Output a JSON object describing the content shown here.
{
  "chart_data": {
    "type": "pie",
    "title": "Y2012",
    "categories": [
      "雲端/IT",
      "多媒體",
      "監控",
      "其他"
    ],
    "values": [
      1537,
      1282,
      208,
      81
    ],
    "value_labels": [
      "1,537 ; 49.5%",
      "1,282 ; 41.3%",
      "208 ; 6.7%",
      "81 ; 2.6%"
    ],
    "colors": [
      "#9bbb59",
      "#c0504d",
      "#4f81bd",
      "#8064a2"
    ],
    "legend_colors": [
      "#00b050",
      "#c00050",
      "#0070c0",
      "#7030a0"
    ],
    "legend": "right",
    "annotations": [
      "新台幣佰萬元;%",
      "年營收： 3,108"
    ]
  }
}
+ + + +
WORK TO DO:
Reproduce each line verbatim.

RESPONSE FOR THIS EXERCISE:
Output a JSON object describing the content shown here.
{
  "chart_data": {
    "type": "pie",
    "title": "Y2012",
    "categories": [
      "雲端/IT",
      "多媒體",
      "監控",
      "其他"
    ],
    "values": [
      1537,
      1282,
      208,
      81
    ],
    "value_labels": [
      "1,537 ; 49.5%",
      "1,282 ; 41.3%",
      "208 ; 6.7%",
      "81 ; 2.6%"
    ],
    "colors": [
      "#9bbb59",
      "#c0504d",
      "#4f81bd",
      "#8064a2"
    ],
    "legend_colors": [
      "#00b050",
      "#c00050",
      "#0070c0",
      "#7030a0"
    ],
    "legend": "right",
    "annotations": [
      "新台幣佰萬元;%",
      "年營收： 3,108"
    ]
  }
}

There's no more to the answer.